[START OF RECORDS FOR PROCESSING]

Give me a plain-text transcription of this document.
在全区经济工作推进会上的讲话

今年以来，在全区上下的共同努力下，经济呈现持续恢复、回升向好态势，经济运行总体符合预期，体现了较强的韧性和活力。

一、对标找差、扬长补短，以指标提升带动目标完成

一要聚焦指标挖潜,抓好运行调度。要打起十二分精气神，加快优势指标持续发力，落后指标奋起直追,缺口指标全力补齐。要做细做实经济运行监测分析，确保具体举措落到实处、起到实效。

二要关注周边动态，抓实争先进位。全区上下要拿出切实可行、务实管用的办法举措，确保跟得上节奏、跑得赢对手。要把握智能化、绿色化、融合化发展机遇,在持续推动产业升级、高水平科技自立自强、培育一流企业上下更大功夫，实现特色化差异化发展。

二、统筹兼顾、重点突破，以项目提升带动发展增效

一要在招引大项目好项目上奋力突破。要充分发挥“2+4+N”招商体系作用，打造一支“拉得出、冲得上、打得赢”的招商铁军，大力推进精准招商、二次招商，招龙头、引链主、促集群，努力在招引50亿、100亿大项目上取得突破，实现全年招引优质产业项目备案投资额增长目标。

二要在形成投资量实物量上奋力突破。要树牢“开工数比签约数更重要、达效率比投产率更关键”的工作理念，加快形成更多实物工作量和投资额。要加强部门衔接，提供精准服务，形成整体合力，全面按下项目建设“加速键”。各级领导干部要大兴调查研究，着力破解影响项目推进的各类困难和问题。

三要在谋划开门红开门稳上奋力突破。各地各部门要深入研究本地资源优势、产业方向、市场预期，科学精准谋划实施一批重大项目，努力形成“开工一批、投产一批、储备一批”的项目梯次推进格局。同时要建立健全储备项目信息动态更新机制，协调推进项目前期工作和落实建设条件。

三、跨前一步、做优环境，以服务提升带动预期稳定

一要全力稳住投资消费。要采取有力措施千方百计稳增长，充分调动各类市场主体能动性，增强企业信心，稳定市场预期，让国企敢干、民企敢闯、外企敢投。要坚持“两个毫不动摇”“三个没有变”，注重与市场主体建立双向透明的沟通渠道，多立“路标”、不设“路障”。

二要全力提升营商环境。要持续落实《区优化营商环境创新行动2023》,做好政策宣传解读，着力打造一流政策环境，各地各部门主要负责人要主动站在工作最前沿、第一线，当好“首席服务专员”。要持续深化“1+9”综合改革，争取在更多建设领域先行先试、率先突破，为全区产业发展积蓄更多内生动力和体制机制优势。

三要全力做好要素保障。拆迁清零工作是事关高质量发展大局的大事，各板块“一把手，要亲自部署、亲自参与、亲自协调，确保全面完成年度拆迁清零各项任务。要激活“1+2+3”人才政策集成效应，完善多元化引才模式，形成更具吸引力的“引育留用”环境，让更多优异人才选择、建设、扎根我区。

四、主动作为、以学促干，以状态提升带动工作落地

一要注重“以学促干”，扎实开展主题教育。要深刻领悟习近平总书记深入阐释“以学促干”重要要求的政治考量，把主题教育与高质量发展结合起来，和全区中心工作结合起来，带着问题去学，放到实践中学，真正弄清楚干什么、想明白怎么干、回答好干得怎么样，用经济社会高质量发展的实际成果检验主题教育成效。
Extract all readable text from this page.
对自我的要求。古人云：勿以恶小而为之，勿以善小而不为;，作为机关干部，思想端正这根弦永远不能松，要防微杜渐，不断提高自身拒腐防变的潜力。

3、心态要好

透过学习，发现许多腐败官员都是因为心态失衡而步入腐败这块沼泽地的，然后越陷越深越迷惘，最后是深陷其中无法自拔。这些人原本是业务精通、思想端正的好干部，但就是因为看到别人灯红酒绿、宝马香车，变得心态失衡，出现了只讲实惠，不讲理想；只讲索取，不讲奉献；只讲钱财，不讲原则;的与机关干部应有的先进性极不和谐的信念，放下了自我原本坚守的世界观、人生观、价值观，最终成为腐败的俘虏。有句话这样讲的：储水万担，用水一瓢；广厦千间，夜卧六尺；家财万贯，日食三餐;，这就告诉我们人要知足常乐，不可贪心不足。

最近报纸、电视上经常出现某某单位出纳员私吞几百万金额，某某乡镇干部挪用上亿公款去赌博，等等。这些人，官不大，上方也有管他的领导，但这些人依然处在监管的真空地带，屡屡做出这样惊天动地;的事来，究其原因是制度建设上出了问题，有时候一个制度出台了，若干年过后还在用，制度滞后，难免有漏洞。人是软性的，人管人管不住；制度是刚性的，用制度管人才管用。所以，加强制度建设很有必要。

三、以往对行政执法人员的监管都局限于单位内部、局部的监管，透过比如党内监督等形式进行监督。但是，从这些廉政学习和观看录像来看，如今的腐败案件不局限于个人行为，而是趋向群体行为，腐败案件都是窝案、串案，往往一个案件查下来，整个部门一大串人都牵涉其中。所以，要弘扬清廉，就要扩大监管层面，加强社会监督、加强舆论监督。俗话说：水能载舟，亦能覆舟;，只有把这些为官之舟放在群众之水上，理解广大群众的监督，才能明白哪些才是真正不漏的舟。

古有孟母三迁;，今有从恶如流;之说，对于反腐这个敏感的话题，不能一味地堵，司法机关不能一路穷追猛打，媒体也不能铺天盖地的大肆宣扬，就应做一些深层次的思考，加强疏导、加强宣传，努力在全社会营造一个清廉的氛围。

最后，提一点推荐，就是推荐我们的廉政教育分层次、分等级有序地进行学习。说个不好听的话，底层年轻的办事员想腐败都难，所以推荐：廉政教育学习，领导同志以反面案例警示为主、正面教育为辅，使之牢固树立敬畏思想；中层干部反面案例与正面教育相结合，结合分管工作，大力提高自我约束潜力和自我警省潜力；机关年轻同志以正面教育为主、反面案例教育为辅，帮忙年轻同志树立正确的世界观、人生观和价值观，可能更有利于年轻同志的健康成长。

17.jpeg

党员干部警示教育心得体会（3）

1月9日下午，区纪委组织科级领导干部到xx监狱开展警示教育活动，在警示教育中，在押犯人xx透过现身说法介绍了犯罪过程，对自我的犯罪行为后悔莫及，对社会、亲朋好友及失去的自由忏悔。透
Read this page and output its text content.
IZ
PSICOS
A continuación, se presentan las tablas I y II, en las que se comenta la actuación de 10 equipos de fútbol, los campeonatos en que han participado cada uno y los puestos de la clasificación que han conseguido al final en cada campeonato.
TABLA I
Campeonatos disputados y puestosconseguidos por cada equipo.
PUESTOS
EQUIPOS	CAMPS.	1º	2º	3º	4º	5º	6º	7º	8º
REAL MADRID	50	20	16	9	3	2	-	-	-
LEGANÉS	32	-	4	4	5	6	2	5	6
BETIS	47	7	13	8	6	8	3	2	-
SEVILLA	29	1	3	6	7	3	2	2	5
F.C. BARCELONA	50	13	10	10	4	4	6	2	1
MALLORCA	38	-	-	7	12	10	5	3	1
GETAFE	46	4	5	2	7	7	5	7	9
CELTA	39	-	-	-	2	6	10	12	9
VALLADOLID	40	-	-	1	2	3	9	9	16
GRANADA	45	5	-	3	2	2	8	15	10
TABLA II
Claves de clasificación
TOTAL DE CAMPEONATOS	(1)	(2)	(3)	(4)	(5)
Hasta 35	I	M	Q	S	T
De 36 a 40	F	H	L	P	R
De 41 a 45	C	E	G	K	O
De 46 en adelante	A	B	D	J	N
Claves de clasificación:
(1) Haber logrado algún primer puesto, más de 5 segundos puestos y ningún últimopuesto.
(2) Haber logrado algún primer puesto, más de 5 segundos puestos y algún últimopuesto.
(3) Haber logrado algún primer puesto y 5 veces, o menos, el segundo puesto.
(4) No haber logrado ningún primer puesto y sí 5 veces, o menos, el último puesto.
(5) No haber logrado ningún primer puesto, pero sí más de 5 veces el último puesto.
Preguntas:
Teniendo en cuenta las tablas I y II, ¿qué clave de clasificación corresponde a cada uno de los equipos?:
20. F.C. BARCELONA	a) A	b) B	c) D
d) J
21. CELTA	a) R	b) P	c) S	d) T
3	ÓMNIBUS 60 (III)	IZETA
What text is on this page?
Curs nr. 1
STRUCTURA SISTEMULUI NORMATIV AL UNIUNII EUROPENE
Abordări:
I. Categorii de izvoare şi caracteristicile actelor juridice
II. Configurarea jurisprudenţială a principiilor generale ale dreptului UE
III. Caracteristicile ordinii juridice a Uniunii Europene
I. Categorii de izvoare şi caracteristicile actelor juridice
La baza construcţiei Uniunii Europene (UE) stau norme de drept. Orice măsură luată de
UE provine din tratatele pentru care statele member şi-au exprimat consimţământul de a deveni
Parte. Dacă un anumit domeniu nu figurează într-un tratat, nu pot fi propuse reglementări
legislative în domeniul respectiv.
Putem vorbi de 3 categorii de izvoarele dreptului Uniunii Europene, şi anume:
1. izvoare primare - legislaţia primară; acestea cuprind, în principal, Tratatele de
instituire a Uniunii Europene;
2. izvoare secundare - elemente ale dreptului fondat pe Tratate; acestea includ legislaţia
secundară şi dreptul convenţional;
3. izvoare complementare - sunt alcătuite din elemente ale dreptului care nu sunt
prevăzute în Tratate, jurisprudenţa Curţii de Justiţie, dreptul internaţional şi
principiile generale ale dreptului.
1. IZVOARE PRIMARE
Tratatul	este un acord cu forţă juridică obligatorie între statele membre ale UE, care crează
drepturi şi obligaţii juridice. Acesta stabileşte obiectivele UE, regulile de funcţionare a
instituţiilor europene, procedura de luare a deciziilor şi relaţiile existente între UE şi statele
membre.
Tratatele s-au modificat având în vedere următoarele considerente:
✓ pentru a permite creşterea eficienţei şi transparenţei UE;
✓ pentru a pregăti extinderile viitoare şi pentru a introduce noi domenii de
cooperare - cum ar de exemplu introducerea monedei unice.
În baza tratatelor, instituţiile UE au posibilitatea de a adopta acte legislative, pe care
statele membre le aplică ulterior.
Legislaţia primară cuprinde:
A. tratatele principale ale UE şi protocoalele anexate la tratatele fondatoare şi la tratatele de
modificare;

[END OF RECORDS FOR PROCESSING]

▶ **WRITTEN REQUEST**: Above are the records. Identify each line that contains the word "elemente".

▶ **ANSWER TO THIS EXERCISE**:
2. izvoare secundare - elemente ale dreptului fondat pe Tratate; acestea includ legislaţia
3. izvoare complementare - sunt alcătuite din elemente ale dreptului care nu sunt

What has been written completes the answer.